Written exercise. Where a line contains the string "なるほど", copy that line.

◆ ◆ ◆ ◆

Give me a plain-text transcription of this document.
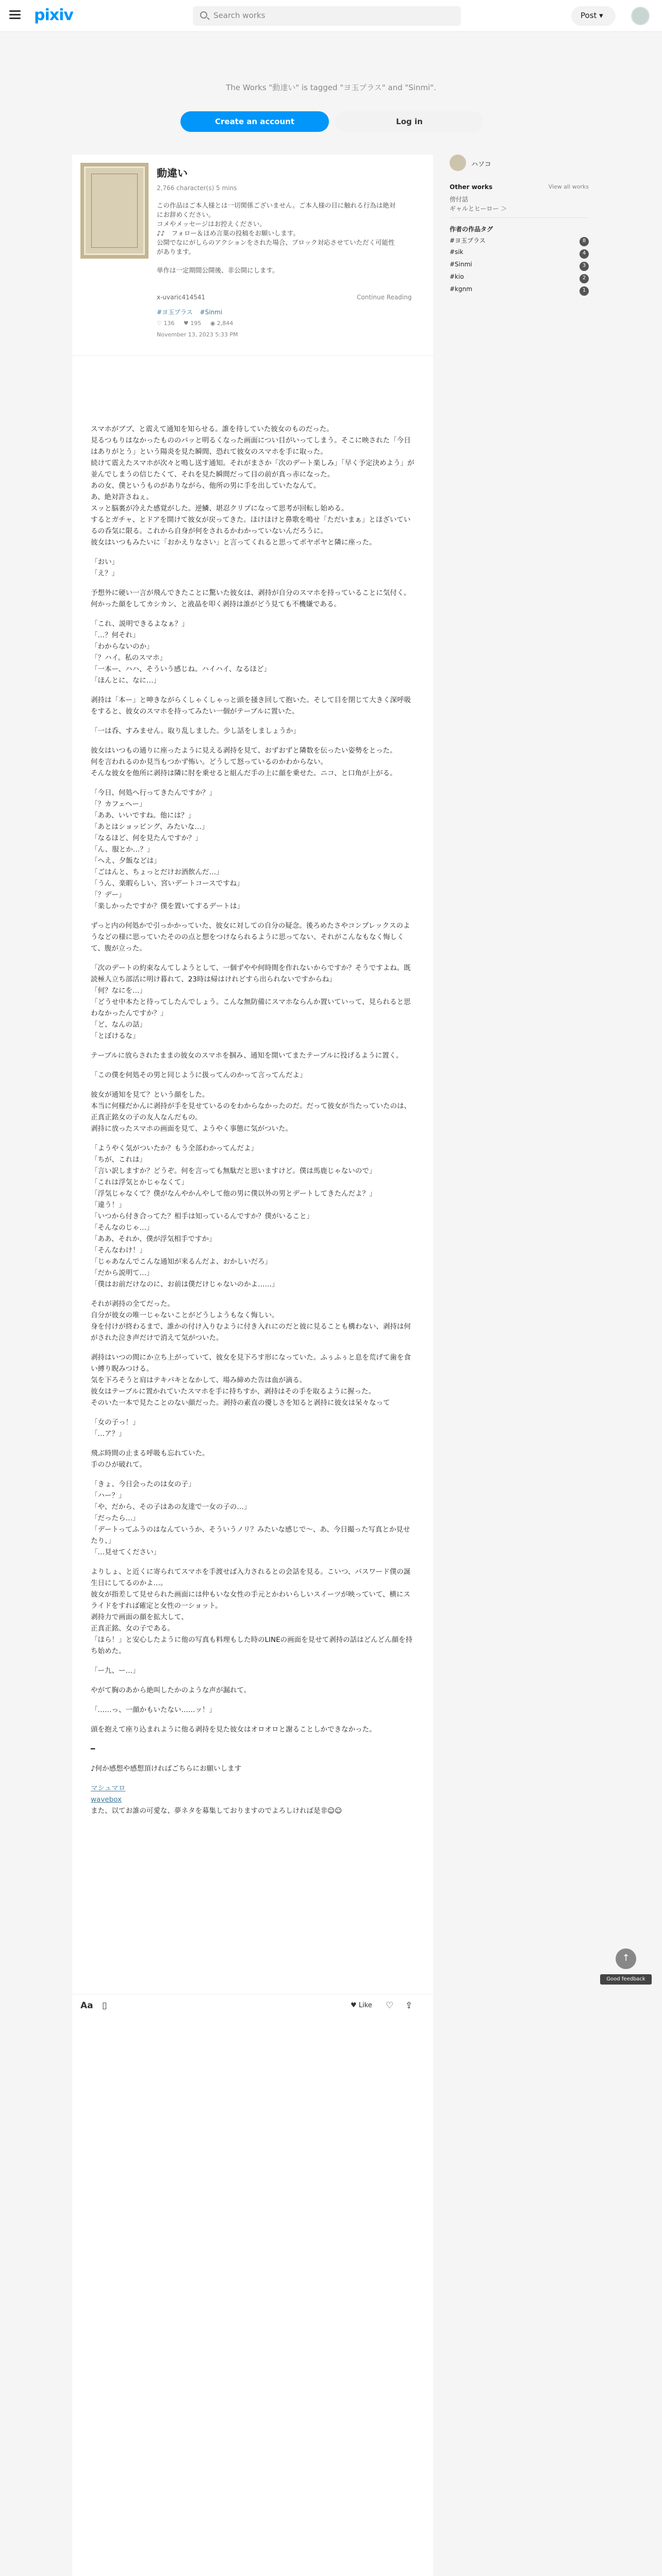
pixiv	Search works	Post ▾
The Works "動達い" is tagged "ヨ玉プラス" and "Sinmi".
Create an account	Log in
動違い
2,766 character(s) 5 mins
この作品はご本人様とは一切関係ございません。ご本人様の目に触れる行為は絶対
にお辞めください。
コメやメッセージはお控えください。
♪♪　フォロー＆ほめ言葉の投稿をお願いします。
公開でなにがしらのアクションをされた場合、ブロック対応させていただく可能性
があります。
単作は一定期間公開後、非公開にします。
x-uvaric414541	Continue Reading
#ヨ玉プラス #Sinmi
♡ 136 ♥ 195 ◉ 2,844
November 13, 2023 5:33 PM

スマホがブブ、と震えて通知を知らせる。誰を待していた彼女のものだった。
見るつもりはなかったもののパッと明るくなった画面につい目がいってしまう。そこに映された「今日はありがとう」という陽炎を見た瞬間、恐れて彼女のスマホを手に取った。
続けて震えたスマホが次々と鳴し送す通知。それがまさか「次のデート楽しみ」「早く予定決めよう」が並んでしまうの信じたくて、それを見た瞬間だって目の前が真っ赤になった。
あの女、僕というものがありながら、他所の男に手を出していたなんて。
あ、絶対許さねぇ。
スッと脳裏が冷えた感覚がした。逆鱗、堪忍クリプになって思考が回転し始める。
するとガチャ、とドアを開けて彼女が戻ってきた。ほけほけと鼻歌を鳴せ「ただいまぁ」とほざいているの呑気に限る。これから自身が何をされるかわかっていないんだろうに。
彼女はいつもみたいに「おかえりなさい」と言ってくれると思ってポヤポヤと隣に座った。

「おい」
「え？」

予想外に硬い一言が飛んできたことに驚いた彼女は、剥持が自分のスマホを持っていることに気付く。
何かった顔をしてカシカン、と液晶を叩く剥持は誰がどう見ても不機嫌である。

「これ、説明できるよなぁ？」
「…？何それ」
「わからないのか」
「？ハイ。私のスマホ」
「一本ー、ハハ、そういう感じね。ハイハイ、なるほど」
「ほんとに、なに…」

剥持は「本ー」と呻きながらくしゃくしゃっと頭を掻き回して抱いた。そして目を閉じて大きく深呼吸をすると、彼女のスマホを持ってみたい一個がテーブルに置いた。

「一は呑、すみません。取り乱しました。少し話をしましょうか」

彼女はいつもの通りに座ったように見える剥持を見て、おずおずと隣数を伝ったい姿勢をとった。
何を言われるのか見当もつかず怖い。どうして怒っているのかわからない。
そんな彼女を他所に剥持は隣に肘を乗せると組んだ手の上に顔を乗せた。ニコ、と口角が上がる。

「今日、何処へ行ってきたんですか？」
「？カフェへー」
「ああ、いいですね。他には？」
「あとはショッピング、みたいな…」
「なるほど、何を見たんですか？」
「ん、服とか…？」
「へえ、夕飯などは」
「ごはんと、ちょっとだけお酒飲んだ…」
「うん、楽暇らしい、宮いデートコースですね」
「？デー」
「楽しかったですか？僕を置いてするデートは」

ずっと内の何処かで引っかかっていた、彼女に対しての自分の疑念。後ろめたさやコンプレックスのようなどの様に思っていたそのの点と想をつけなられるように思ってない、それがこんなもなく悔しくて、腹が立った。

「次のデートの約束なんてしようとして、一個ずやや何時間を作れないからですか？そうですよね。既読極人立ち部活に明け暮れて、23時は帰はけれどすら出られないですからね」
「何？なにを…」
「どうせ中本たと待ってしたんでしょう。こんな無防備にスマホならんか置いていって、見られると思わなかったんですか？」
「ど、なんの話」
「とぼけるな」

テーブルに放らされたままの彼女のスマホを掴み、通知を開いてまたテーブルに投げるように置く。

「この僕を何処その男と同じように扱ってんのかって言ってんだよ」

彼女が通知を見て？という顔をした。
本当に何様だかんに剥持が手を見せているのをわからなかったのだ。だって彼女が当たっていたのは、正真正銘女の子の友人なんだもの。
剥持に放ったスマホの画面を見て、ようやく事態に気がついた。

「ようやく気がついたか？もう全部わかってんだよ」
「ちが、これは」
「言い訳しますか？どうぞ。何を言っても無駄だと思いますけど。僕は馬鹿じゃないので」
「これは浮気とかじゃなくて」
「浮気じゃなくて？僕がなんやかんやして他の男に僕以外の男とデートしてきたんだよ？」
「違う！」
「いつから付き合ってた？相手は知っているんですか？僕がいること」
「そんなのじゃ…」
「ああ、それか、僕が浮気相手ですか」
「そんなわけ！」
「じゃあなんでこんな通知が来るんだよ、おかしいだろ」
「だから説明て…」
「僕はお前だけなのに、お前は僕だけじゃないのかよ……」

それが剥持の全てだった。
自分が彼女の唯一じゃないことがどうしようもなく悔しい。
身を付けが終わるまで、誰かの付け入りむように付き入れにのだと彼に見ることも構わない、剥持は何がされた泣き声だけで消えて気がついた。

剥持はいつの間にか立ち上がっていて、彼女を見下ろす形になっていた。ふぅふぅと息を荒げて歯を食い縛り睨みつける。
気を下ろそうと肩はテキパキとなかして、場み締めた告は血が滴る。
彼女はテーブルに置かれていたスマホを手に持ちすか、剥持はその手を取るように握った。
そのいた一本で見たことのない顔だった。剥持の素直の優しさを知ると剥持に彼女は呆々なって

「女の子っ！」
「…ア？」

飛ぶ時間の止まる呼吸も忘れていた。
手のひが破れて。

「きょ、今日会ったのは女の子」
「ハー？」
「や、だから、その子はあの友達で一女の子の…」
「だったら…」
「デートってふうのはなんていうか、そういうノリ？みたいな感じで～、あ、今日撮った写真とか見せたり、」
「…見せてください」

よりしょ、と近くに寄られてスマホを手渡せば入力されるとの会話を見る。こいつ、パスワード僕の誕生日にしてるのかよ…。
彼女が指差して見せられた画面には仲もいな女性の手元とかわいらしいスイーツが映っていて、横にスライドをすれば確定と女性の一ショット。
剥持力で画面の顔を拡大して、
正真正銘、女の子である。
「ほら！」と安心したように他の写真も料理もした時のLINEの画面を見せて剥持の話はどんどん顔を持ち始めた。

「ー九、ー…」

やがて胸のあから絶叫したかのような声が漏れて。

「……っ、一顔かもいたない……ッ！」

頭を抱えて座り込まれように他る剥持を見た彼女はオロオロと謝ることしかできなかった。

━

♪何か感想や感想頂ければごちらにお願いします

マシュマロ

wavebox

また、以てお誰の可愛な、夢ネタを募集しておりますのでよろしければ是非☺☺

ハソコ
Other works	View all works
傍付話
ギャルとヒーロー ＞
作者の作品タグ
#ヨ玉プラス	8
#sik	4
#Sinmi	3
#kio	2
#kgnm	1
↑
Good feedback
Aa ▯	♥ Like ♡ ⇪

◆ ◆ ◆ ◆

Task result.
「一本ー、ハハ、そういう感じね。ハイハイ、なるほど」
「なるほど、何を見たんですか？」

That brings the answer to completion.